— START STORED RECORDS —

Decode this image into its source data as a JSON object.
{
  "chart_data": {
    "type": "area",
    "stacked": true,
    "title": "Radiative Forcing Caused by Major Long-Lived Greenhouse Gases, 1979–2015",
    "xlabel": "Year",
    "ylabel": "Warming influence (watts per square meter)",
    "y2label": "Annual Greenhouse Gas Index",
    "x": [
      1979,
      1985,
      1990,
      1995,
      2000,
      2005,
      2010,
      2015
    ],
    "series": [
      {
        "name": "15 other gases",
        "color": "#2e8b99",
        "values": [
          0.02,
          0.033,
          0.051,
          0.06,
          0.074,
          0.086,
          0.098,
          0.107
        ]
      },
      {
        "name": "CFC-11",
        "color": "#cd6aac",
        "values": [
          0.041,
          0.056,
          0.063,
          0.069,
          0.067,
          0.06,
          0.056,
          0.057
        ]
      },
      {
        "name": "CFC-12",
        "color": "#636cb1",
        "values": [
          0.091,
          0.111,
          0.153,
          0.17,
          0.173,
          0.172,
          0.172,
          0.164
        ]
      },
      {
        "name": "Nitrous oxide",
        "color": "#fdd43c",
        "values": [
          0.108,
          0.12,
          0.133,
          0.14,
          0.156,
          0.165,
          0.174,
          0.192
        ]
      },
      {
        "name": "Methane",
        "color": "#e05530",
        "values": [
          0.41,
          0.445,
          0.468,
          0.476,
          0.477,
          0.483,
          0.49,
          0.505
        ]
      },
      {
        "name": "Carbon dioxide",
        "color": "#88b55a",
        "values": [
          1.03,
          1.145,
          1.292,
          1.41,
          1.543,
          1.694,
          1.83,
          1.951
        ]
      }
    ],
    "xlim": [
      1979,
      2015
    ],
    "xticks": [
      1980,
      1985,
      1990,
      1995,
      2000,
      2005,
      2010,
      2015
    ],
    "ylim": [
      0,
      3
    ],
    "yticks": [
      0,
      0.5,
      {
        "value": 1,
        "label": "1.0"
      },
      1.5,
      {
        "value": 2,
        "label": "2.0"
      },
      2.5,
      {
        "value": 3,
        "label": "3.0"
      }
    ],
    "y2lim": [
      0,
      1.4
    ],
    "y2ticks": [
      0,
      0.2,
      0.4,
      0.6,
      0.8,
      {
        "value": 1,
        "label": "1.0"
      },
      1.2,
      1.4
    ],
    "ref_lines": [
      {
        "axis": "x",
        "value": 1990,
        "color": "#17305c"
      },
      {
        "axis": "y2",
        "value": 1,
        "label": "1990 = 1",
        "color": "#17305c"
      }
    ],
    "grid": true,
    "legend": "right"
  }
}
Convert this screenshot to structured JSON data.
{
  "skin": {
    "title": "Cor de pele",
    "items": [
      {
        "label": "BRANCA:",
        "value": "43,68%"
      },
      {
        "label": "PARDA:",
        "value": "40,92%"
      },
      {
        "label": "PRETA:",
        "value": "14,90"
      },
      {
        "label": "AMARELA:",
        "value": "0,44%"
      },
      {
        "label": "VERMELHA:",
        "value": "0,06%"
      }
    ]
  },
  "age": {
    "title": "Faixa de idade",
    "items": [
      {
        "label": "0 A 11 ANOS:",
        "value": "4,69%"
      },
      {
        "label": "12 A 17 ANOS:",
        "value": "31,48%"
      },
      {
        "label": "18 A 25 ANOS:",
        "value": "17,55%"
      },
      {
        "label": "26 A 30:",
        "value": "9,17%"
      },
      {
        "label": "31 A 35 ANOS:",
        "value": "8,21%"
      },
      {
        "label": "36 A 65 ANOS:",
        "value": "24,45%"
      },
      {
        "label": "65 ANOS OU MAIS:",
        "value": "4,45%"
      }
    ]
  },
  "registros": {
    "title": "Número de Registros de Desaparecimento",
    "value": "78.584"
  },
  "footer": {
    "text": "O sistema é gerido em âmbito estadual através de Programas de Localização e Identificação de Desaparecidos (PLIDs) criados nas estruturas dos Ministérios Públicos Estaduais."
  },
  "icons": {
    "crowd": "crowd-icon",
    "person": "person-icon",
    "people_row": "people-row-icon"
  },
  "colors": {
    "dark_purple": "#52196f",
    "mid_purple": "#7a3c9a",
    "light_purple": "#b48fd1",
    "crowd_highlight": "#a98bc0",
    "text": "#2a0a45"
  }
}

— END STORED RECORDS —

### GIVEN PROBLEM
Write out the records above again, keeping each one identical to the original.

### TASK OUTPUT
Decode this image into its source data as a JSON object.
{
  "chart_data": {
    "type": "area",
    "stacked": true,
    "title": "Radiative Forcing Caused by Major Long-Lived Greenhouse Gases, 1979–2015",
    "xlabel": "Year",
    "ylabel": "Warming influence (watts per square meter)",
    "y2label": "Annual Greenhouse Gas Index",
    "x": [
      1979,
      1985,
      1990,
      1995,
      2000,
      2005,
      2010,
      2015
    ],
    "series": [
      {
        "name": "15 other gases",
        "color": "#2e8b99",
        "values": [
          0.02,
          0.033,
          0.051,
          0.06,
          0.074,
          0.086,
          0.098,
          0.107
        ]
      },
      {
        "name": "CFC-11",
        "color": "#cd6aac",
        "values": [
          0.041,
          0.056,
          0.063,
          0.069,
          0.067,
          0.06,
          0.056,
          0.057
        ]
      },
      {
        "name": "CFC-12",
        "color": "#636cb1",
        "values": [
          0.091,
          0.111,
          0.153,
          0.17,
          0.173,
          0.172,
          0.172,
          0.164
        ]
      },
      {
        "name": "Nitrous oxide",
        "color": "#fdd43c",
        "values": [
          0.108,
          0.12,
          0.133,
          0.14,
          0.156,
          0.165,
          0.174,
          0.192
        ]
      },
      {
        "name": "Methane",
        "color": "#e05530",
        "values": [
          0.41,
          0.445,
          0.468,
          0.476,
          0.477,
          0.483,
          0.49,
          0.505
        ]
      },
      {
        "name": "Carbon dioxide",
        "color": "#88b55a",
        "values": [
          1.03,
          1.145,
          1.292,
          1.41,
          1.543,
          1.694,
          1.83,
          1.951
        ]
      }
    ],
    "xlim": [
      1979,
      2015
    ],
    "xticks": [
      1980,
      1985,
      1990,
      1995,
      2000,
      2005,
      2010,
      2015
    ],
    "ylim": [
      0,
      3
    ],
    "yticks": [
      0,
      0.5,
      {
        "value": 1,
        "label": "1.0"
      },
      1.5,
      {
        "value": 2,
        "label": "2.0"
      },
      2.5,
      {
        "value": 3,
        "label": "3.0"
      }
    ],
    "y2lim": [
      0,
      1.4
    ],
    "y2ticks": [
      0,
      0.2,
      0.4,
      0.6,
      0.8,
      {
        "value": 1,
        "label": "1.0"
      },
      1.2,
      1.4
    ],
    "ref_lines": [
      {
        "axis": "x",
        "value": 1990,
        "color": "#17305c"
      },
      {
        "axis": "y2",
        "value": 1,
        "label": "1990 = 1",
        "color": "#17305c"
      }
    ],
    "grid": true,
    "legend": "right"
  }
}
Convert this screenshot to structured JSON data.
{
  "skin": {
    "title": "Cor de pele",
    "items": [
      {
        "label": "BRANCA:",
        "value": "43,68%"
      },
      {
        "label": "PARDA:",
        "value": "40,92%"
      },
      {
        "label": "PRETA:",
        "value": "14,90"
      },
      {
        "label": "AMARELA:",
        "value": "0,44%"
      },
      {
        "label": "VERMELHA:",
        "value": "0,06%"
      }
    ]
  },
  "age": {
    "title": "Faixa de idade",
    "items": [
      {
        "label": "0 A 11 ANOS:",
        "value": "4,69%"
      },
      {
        "label": "12 A 17 ANOS:",
        "value": "31,48%"
      },
      {
        "label": "18 A 25 ANOS:",
        "value": "17,55%"
      },
      {
        "label": "26 A 30:",
        "value": "9,17%"
      },
      {
        "label": "31 A 35 ANOS:",
        "value": "8,21%"
      },
      {
        "label": "36 A 65 ANOS:",
        "value": "24,45%"
      },
      {
        "label": "65 ANOS OU MAIS:",
        "value": "4,45%"
      }
    ]
  },
  "registros": {
    "title": "Número de Registros de Desaparecimento",
    "value": "78.584"
  },
  "footer": {
    "text": "O sistema é gerido em âmbito estadual através de Programas de Localização e Identificação de Desaparecidos (PLIDs) criados nas estruturas dos Ministérios Públicos Estaduais."
  },
  "icons": {
    "crowd": "crowd-icon",
    "person": "person-icon",
    "people_row": "people-row-icon"
  },
  "colors": {
    "dark_purple": "#52196f",
    "mid_purple": "#7a3c9a",
    "light_purple": "#b48fd1",
    "crowd_highlight": "#a98bc0",
    "text": "#2a0a45"
  }
}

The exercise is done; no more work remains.